## TASK PROMPT
Write every line out verbatim and omit the pictures.

(Stored entries)
........

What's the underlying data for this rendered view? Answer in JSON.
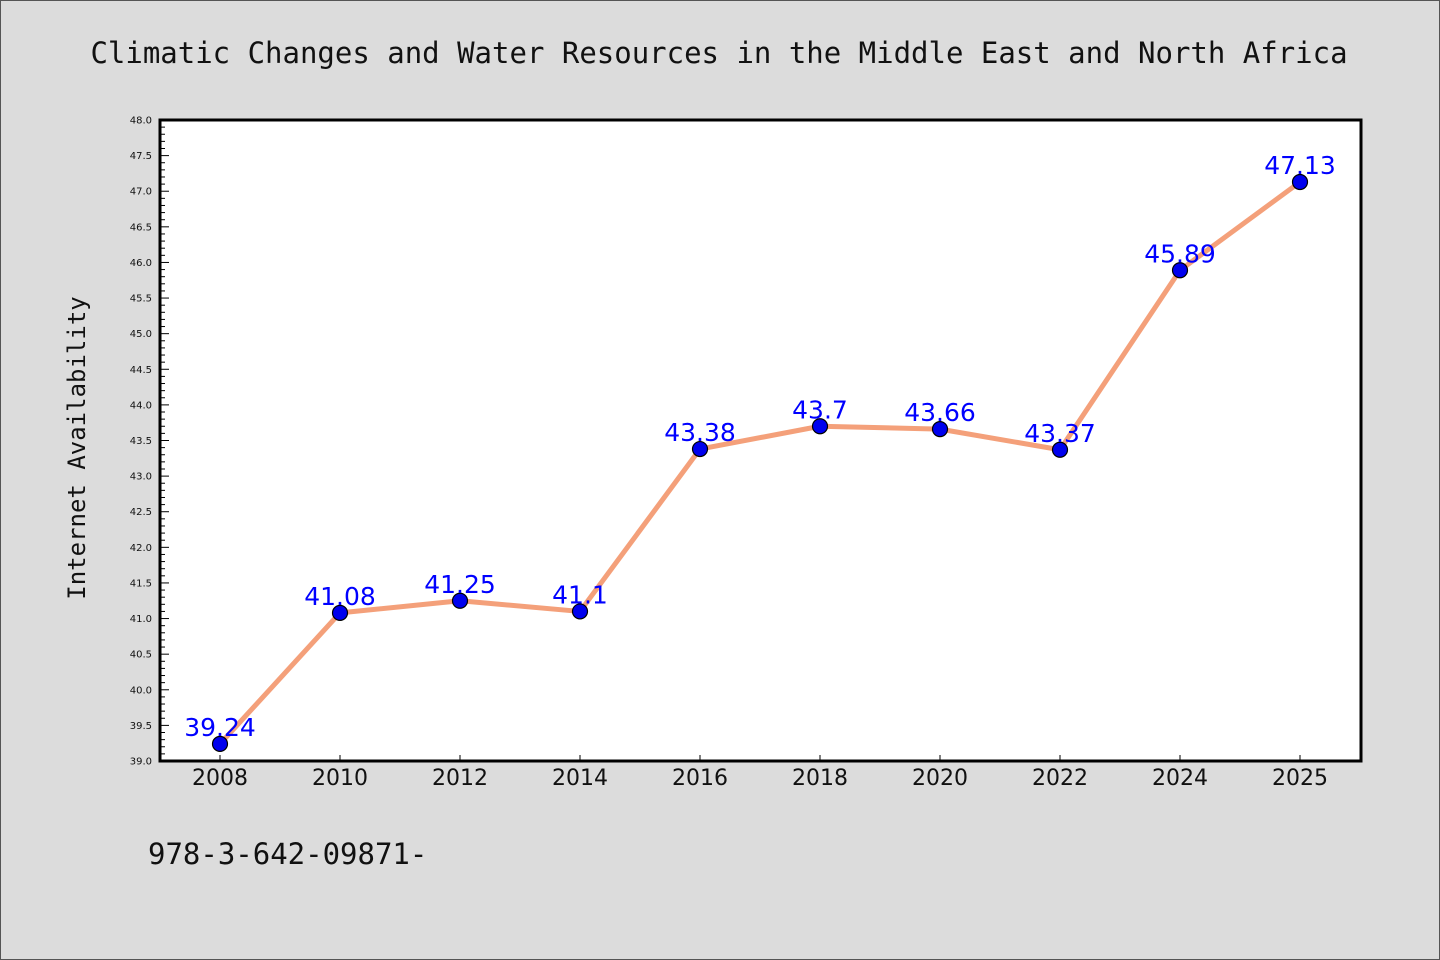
{
  "chart_data": {
    "type": "line",
    "title": "Climatic Changes and Water Resources in the Middle East and North Africa",
    "xlabel": "",
    "ylabel": "Internet Availability",
    "categories": [
      "2008",
      "2010",
      "2012",
      "2014",
      "2016",
      "2018",
      "2020",
      "2022",
      "2024",
      "2025"
    ],
    "series": [
      {
        "values": [
          39.24,
          41.08,
          41.25,
          41.1,
          43.38,
          43.7,
          43.66,
          43.37,
          45.89,
          47.13
        ],
        "labels": [
          "39.24",
          "41.08",
          "41.25",
          "41.1",
          "43.38",
          "43.7",
          "43.66",
          "43.37",
          "45.89",
          "47.13"
        ]
      }
    ],
    "ylim": [
      39.0,
      48.0
    ],
    "yticks": [
      "39.0",
      "39.5",
      "40.0",
      "40.5",
      "41.0",
      "41.5",
      "42.0",
      "42.5",
      "43.0",
      "43.5",
      "44.0",
      "44.5",
      "45.0",
      "45.5",
      "46.0",
      "46.5",
      "47.0",
      "47.5",
      "48.0"
    ],
    "grid": false,
    "colors": {
      "line": "#f4a07a",
      "marker": "#0000ee",
      "label": "#0000ff",
      "background": "#dcdcdc",
      "plot_area": "#ffffff"
    }
  },
  "footer": {
    "isbn": "978-3-642-09871-"
  }
}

........

## COMPLETE OUTPUT
What's the underlying data for this rendered view? Answer in JSON.
{
  "chart_data": {
    "type": "line",
    "title": "Climatic Changes and Water Resources in the Middle East and North Africa",
    "xlabel": "",
    "ylabel": "Internet Availability",
    "categories": [
      "2008",
      "2010",
      "2012",
      "2014",
      "2016",
      "2018",
      "2020",
      "2022",
      "2024",
      "2025"
    ],
    "series": [
      {
        "values": [
          39.24,
          41.08,
          41.25,
          41.1,
          43.38,
          43.7,
          43.66,
          43.37,
          45.89,
          47.13
        ],
        "labels": [
          "39.24",
          "41.08",
          "41.25",
          "41.1",
          "43.38",
          "43.7",
          "43.66",
          "43.37",
          "45.89",
          "47.13"
        ]
      }
    ],
    "ylim": [
      39.0,
      48.0
    ],
    "yticks": [
      "39.0",
      "39.5",
      "40.0",
      "40.5",
      "41.0",
      "41.5",
      "42.0",
      "42.5",
      "43.0",
      "43.5",
      "44.0",
      "44.5",
      "45.0",
      "45.5",
      "46.0",
      "46.5",
      "47.0",
      "47.5",
      "48.0"
    ],
    "grid": false,
    "colors": {
      "line": "#f4a07a",
      "marker": "#0000ee",
      "label": "#0000ff",
      "background": "#dcdcdc",
      "plot_area": "#ffffff"
    }
  },
  "footer": {
    "isbn": "978-3-642-09871-"
  }
}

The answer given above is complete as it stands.